------ The input

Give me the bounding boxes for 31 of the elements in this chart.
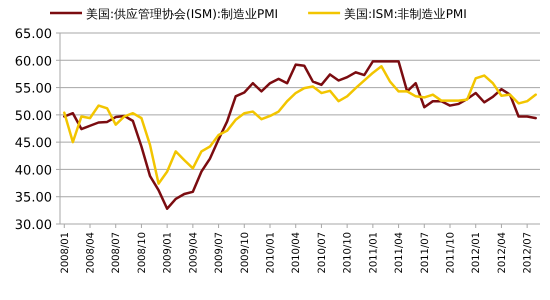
x-tick-label: 2011/04	[394, 232, 406, 274]
x-tick-label: 2009/10	[240, 232, 251, 274]
x-tick-label: 2009/07	[214, 232, 226, 274]
x-tick-label: 2010/07	[316, 232, 328, 274]
line-series	[63, 60, 537, 210]
y-tick-label: 60.00	[14, 54, 52, 70]
y-tick-label: 35.00	[14, 190, 52, 206]
x-tick-label: 2012/01	[471, 232, 482, 274]
x-tick-label: 2010/10	[342, 232, 354, 274]
x-tick-label: 2008/04	[86, 232, 96, 274]
x-tick-label: 2009/01	[162, 232, 174, 274]
legend-label: 美国:供应管理协会(ISM):制造业PMI	[86, 7, 278, 21]
y-tick-label: 30.00	[14, 218, 52, 233]
x-tick-label: 2011/01	[368, 232, 380, 274]
x-tick-label: 2008/01	[60, 232, 71, 274]
x-tick-label: 2011/07	[420, 232, 431, 274]
legend-label: 美国:ISM:非制造业PMI	[344, 7, 467, 21]
x-tick-label: 2011/10	[446, 232, 456, 274]
y-tick-label: 40.00	[14, 163, 52, 178]
y-tick-label: 55.00	[14, 82, 52, 97]
line-series	[63, 65, 537, 185]
x-tick-label: 2010/04	[291, 232, 302, 274]
x-tick-label: 2009/04	[188, 232, 200, 274]
x-tick-label: 2012/04	[496, 232, 508, 274]
x-tick-label: 2008/07	[111, 232, 122, 274]
y-tick-label: 65.00	[14, 27, 52, 42]
y-tick-label: 50.00	[14, 108, 52, 124]
x-tick-label: 2010/01	[266, 232, 276, 274]
x-tick-label: 2012/07	[522, 232, 534, 274]
y-tick-label: 45.00	[14, 136, 52, 152]
x-tick-label: 2008/10	[136, 232, 148, 274]
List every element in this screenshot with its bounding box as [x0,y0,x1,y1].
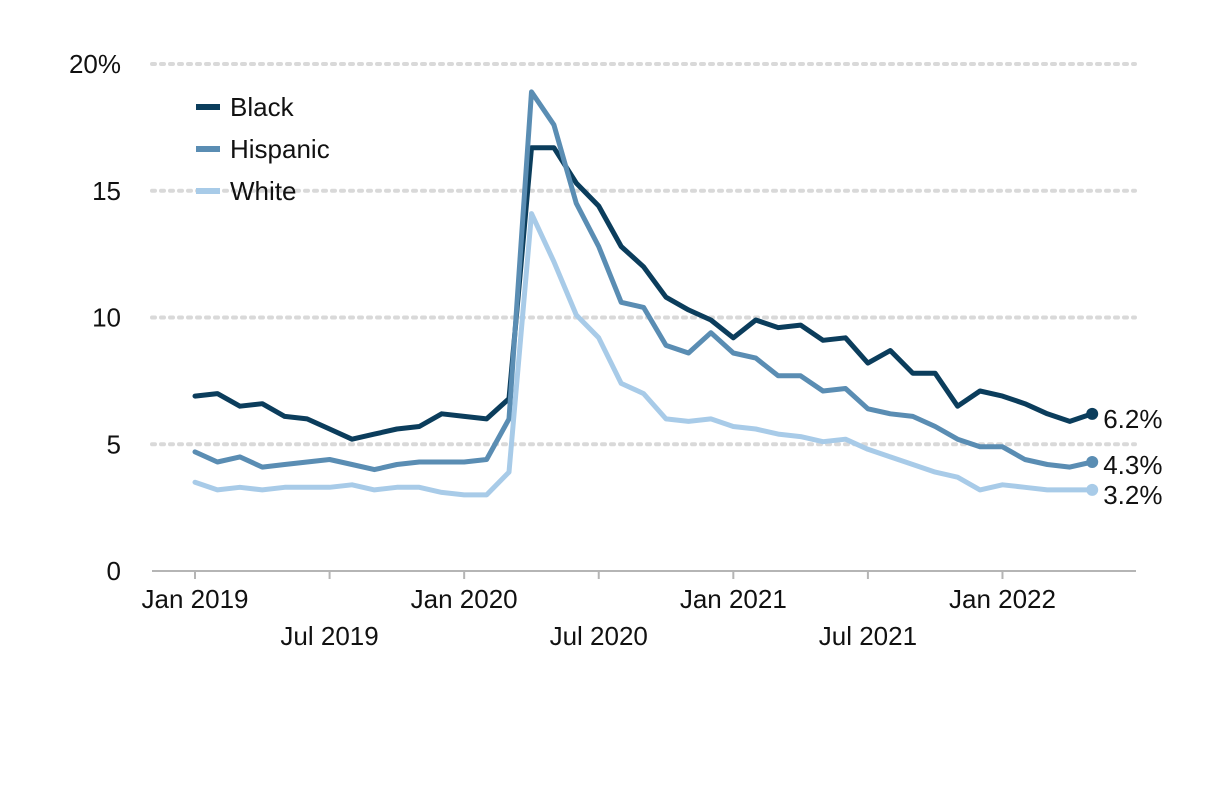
y-tick-label: 15 [92,176,121,206]
end-label-black: 6.2% [1103,404,1162,434]
series-line-white [192,211,1095,498]
end-point-hispanic [1086,455,1099,468]
y-tick-label: 20% [69,49,121,79]
series-line-black [192,145,1095,442]
legend-label-black: Black [230,92,295,122]
series-endpoints: 6.2% 4.3%3.2% [1086,404,1162,510]
legend-label-hispanic: Hispanic [230,134,330,164]
end-point-black [1086,407,1099,420]
x-tick-label: Jul 2021 [819,621,917,651]
y-tick-label: 0 [107,556,121,586]
gridlines [150,62,1137,447]
x-tick-label: Jan 2019 [142,584,249,614]
x-tick-label: Jul 2019 [280,621,378,651]
x-axis: Jan 2019 Jul 2019 Jan 2020 Jul 2020 Jan 2021… [142,570,1136,651]
y-tick-label: 10 [92,303,121,333]
legend-label-white: White [230,176,296,206]
y-axis: 0 5 10 15 20% [69,49,121,586]
legend: Black Hispanic White [196,92,330,206]
series-line-hispanic [192,89,1095,473]
series-lines [192,89,1095,498]
x-tick-label: Jan 2022 [949,584,1056,614]
x-tick-label: Jul 2020 [550,621,648,651]
end-label-hispanic: 4.3% [1103,450,1162,480]
x-tick-label: Jan 2020 [411,584,518,614]
end-label-white: 3.2% [1103,480,1162,510]
end-point-white [1086,483,1099,496]
y-tick-label: 5 [107,429,121,459]
x-tick-label: Jan 2021 [680,584,787,614]
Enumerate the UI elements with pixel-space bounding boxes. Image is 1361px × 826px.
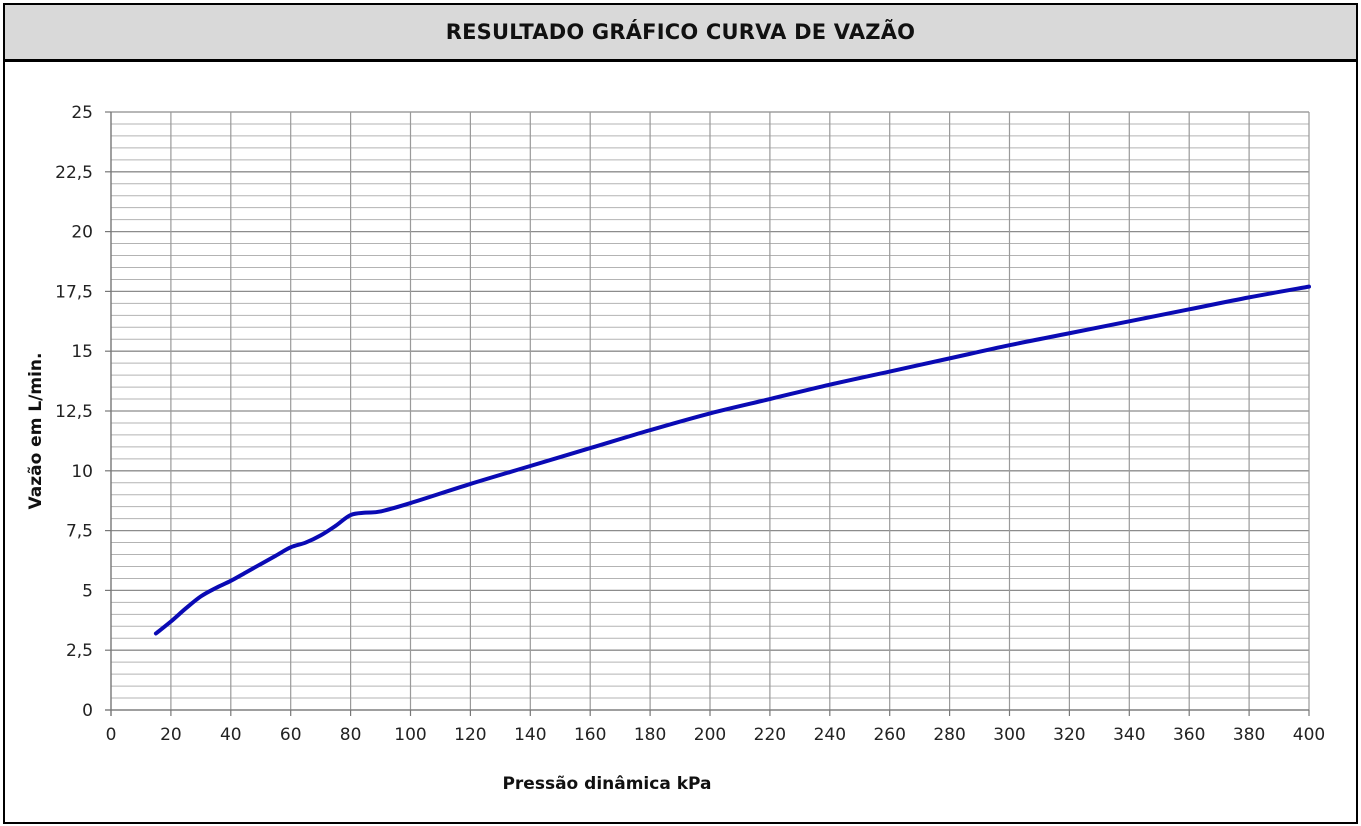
x-tick-label: 120 bbox=[454, 725, 486, 745]
x-tick-label: 280 bbox=[933, 725, 965, 745]
x-tick-label: 160 bbox=[574, 725, 606, 745]
x-tick-label: 80 bbox=[340, 725, 362, 745]
y-tick-label: 5 bbox=[82, 581, 93, 601]
title-bar: RESULTADO GRÁFICO CURVA DE VAZÃO bbox=[5, 5, 1356, 62]
grid-lines bbox=[110, 111, 1310, 711]
x-tick-label: 60 bbox=[280, 725, 302, 745]
y-axis-title: Vazão em L/min. bbox=[26, 353, 46, 510]
x-tick-label: 180 bbox=[634, 725, 666, 745]
x-axis-title: Pressão dinâmica kPa bbox=[502, 774, 711, 794]
x-tick-label: 100 bbox=[394, 725, 426, 745]
x-tick-label: 20 bbox=[160, 725, 182, 745]
chart-title: RESULTADO GRÁFICO CURVA DE VAZÃO bbox=[445, 20, 916, 44]
y-tick-label: 0 bbox=[82, 701, 93, 721]
x-tick-label: 40 bbox=[220, 725, 242, 745]
x-tick-label: 360 bbox=[1173, 725, 1205, 745]
y-tick-label: 17,5 bbox=[55, 282, 93, 302]
y-tick-label: 10 bbox=[71, 462, 93, 482]
x-tick-label: 300 bbox=[993, 725, 1025, 745]
x-tick-label: 260 bbox=[873, 725, 905, 745]
flow-curve-chart: 0 20 40 60 80 100 120 140 160 180 200 220 240 260 280 3… bbox=[26, 103, 1325, 794]
x-tick-label: 200 bbox=[694, 725, 726, 745]
x-tick-label: 0 bbox=[106, 725, 117, 745]
series-layer bbox=[153, 284, 1311, 636]
y-tick-label: 25 bbox=[71, 103, 93, 123]
y-tick-label: 7,5 bbox=[66, 522, 93, 542]
y-tick-label: 15 bbox=[71, 342, 93, 362]
tick-labels: 0 20 40 60 80 100 120 140 160 180 200 220 240 260 280 3… bbox=[55, 103, 1325, 745]
chart-frame: RESULTADO GRÁFICO CURVA DE VAZÃO 0 20 40 60… bbox=[3, 3, 1358, 824]
axes bbox=[105, 111, 1310, 716]
x-tick-label: 140 bbox=[514, 725, 546, 745]
x-tick-label: 320 bbox=[1053, 725, 1085, 745]
y-tick-label: 2,5 bbox=[66, 641, 93, 661]
x-tick-label: 340 bbox=[1113, 725, 1145, 745]
x-tick-label: 400 bbox=[1293, 725, 1325, 745]
x-tick-label: 220 bbox=[754, 725, 786, 745]
x-tick-label: 240 bbox=[814, 725, 846, 745]
y-tick-label: 22,5 bbox=[55, 163, 93, 183]
x-tick-label: 380 bbox=[1233, 725, 1265, 745]
flow-curve-line bbox=[153, 284, 1311, 636]
y-tick-label: 20 bbox=[71, 223, 93, 243]
y-tick-label: 12,5 bbox=[55, 402, 93, 422]
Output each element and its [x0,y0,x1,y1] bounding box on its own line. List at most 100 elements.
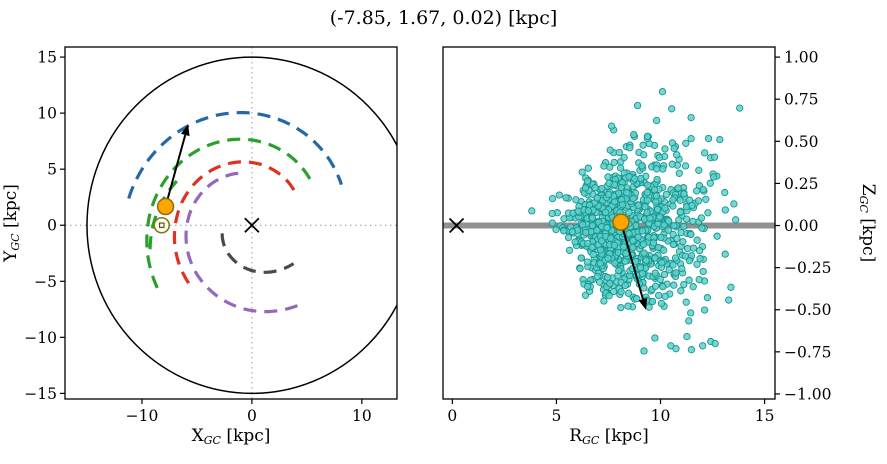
sample-point [643,132,652,140]
sample-point [528,207,536,215]
sample-point [617,303,625,312]
sample-point [604,190,613,199]
sample-point [572,196,580,204]
x-tick-label: 5 [552,407,562,425]
galactic-disk-outline [86,56,397,395]
sample-point [638,227,647,235]
sample-point [668,105,676,113]
x-tick-label: −10 [126,407,159,425]
sample-point [629,194,637,203]
sample-point [645,303,653,311]
sample-point [680,222,688,231]
sample-point [607,122,616,130]
sample-point [699,342,707,350]
sample-point [669,261,677,269]
outer-arm-blue [127,111,343,200]
sample-point [664,226,672,234]
sample-point [662,190,671,199]
sample-point [548,194,557,203]
sample-point [595,278,604,286]
sample-point [679,238,687,246]
sample-point [603,224,611,232]
sample-point [658,88,667,96]
sample-point [652,192,661,200]
sample-point [638,162,646,170]
sample-point [674,184,682,192]
sample-point [702,195,710,203]
sample-point [660,246,668,254]
y-axis-label-right: ZGC [kpc] [857,184,878,262]
sample-point [682,139,690,147]
sample-point [617,288,625,296]
sample-point [583,177,592,185]
sample-point [601,208,610,216]
galactic-center-x [448,217,465,234]
x-axis-label: XGC [kpc] [192,426,271,447]
sample-point [660,221,668,229]
sample-point [582,228,590,237]
sample-point [639,240,648,248]
sample-point [577,254,585,262]
sample-point [655,153,664,162]
sample-point [652,116,661,125]
y-tick-label: −5 [34,273,57,291]
sample-point [634,201,643,209]
sample-point [695,275,703,284]
arm-red [172,160,297,285]
sample-point [625,208,633,217]
y-tick-label: −10 [24,329,57,347]
sample-point [571,238,579,246]
sample-point [693,236,701,244]
sample-point [584,164,592,172]
x-tick-label: 0 [447,407,457,425]
sample-point [685,317,693,325]
sample-point [583,258,592,266]
sample-point [626,144,634,152]
x-tick-label: 10 [651,407,671,425]
sample-point [618,201,627,209]
arm-gray [220,233,295,274]
sample-point [621,281,629,290]
figure-title: (-7.85, 1.67, 0.02) [kpc] [329,7,558,29]
sample-point [669,196,677,204]
y-tick-label: 0.50 [784,133,819,151]
xy-panel: −10 0 10 15 10 5 0 −5 −10 −15 XGC [kpc] YGC [kpc] [1,46,398,447]
sample-point [665,217,673,225]
sample-point [621,257,629,265]
sample-point [659,165,667,173]
sample-point [694,197,703,205]
x-axis-label: RGC [kpc] [569,426,648,447]
sample-point [598,237,606,245]
sample-point [661,204,669,212]
sample-point [670,144,678,153]
sample-point [548,219,557,227]
sample-point [730,200,738,208]
sample-point [584,207,593,215]
sample-point [552,225,560,234]
sample-point [604,254,612,262]
axes-frame [64,46,398,400]
sample-point [583,282,592,291]
sample-point [644,181,652,189]
sample-point [673,234,681,243]
sample-point [682,215,691,223]
sample-point [600,162,608,170]
sample-point [560,227,568,235]
sample-point [700,306,709,314]
sample-point [706,179,714,187]
sample-point [710,173,718,181]
sample-point [658,259,666,267]
sample-point [643,188,651,197]
sample-point [631,175,639,183]
sample-point [704,134,713,143]
sample-point [634,233,642,241]
sample-point [687,230,695,239]
sample-point [653,205,662,214]
sample-point [555,191,563,199]
sample-point [682,298,690,306]
sample-point [633,295,641,303]
sample-point [625,229,633,238]
object-marker [612,213,630,231]
sample-point [630,130,638,139]
sample-point [638,269,647,278]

------------

Description of the task: Rewrite the rows from the line with "232, 406, 274]" through the line with "232, 96, 274]", replacing "line-series" with "plot-line" and keeping everything else the same. Return only those lines.

Worked answer:
x-tick-label: 2011/04	[394, 232, 406, 274]
x-tick-label: 2009/10	[240, 232, 251, 274]
x-tick-label: 2009/07	[214, 232, 226, 274]
x-tick-label: 2010/07	[316, 232, 328, 274]
plot-line	[63, 60, 537, 210]
y-tick-label: 60.00	[14, 54, 52, 70]
y-tick-label: 35.00	[14, 190, 52, 206]
x-tick-label: 2012/01	[471, 232, 482, 274]
x-tick-label: 2010/10	[342, 232, 354, 274]
x-tick-label: 2008/04	[86, 232, 96, 274]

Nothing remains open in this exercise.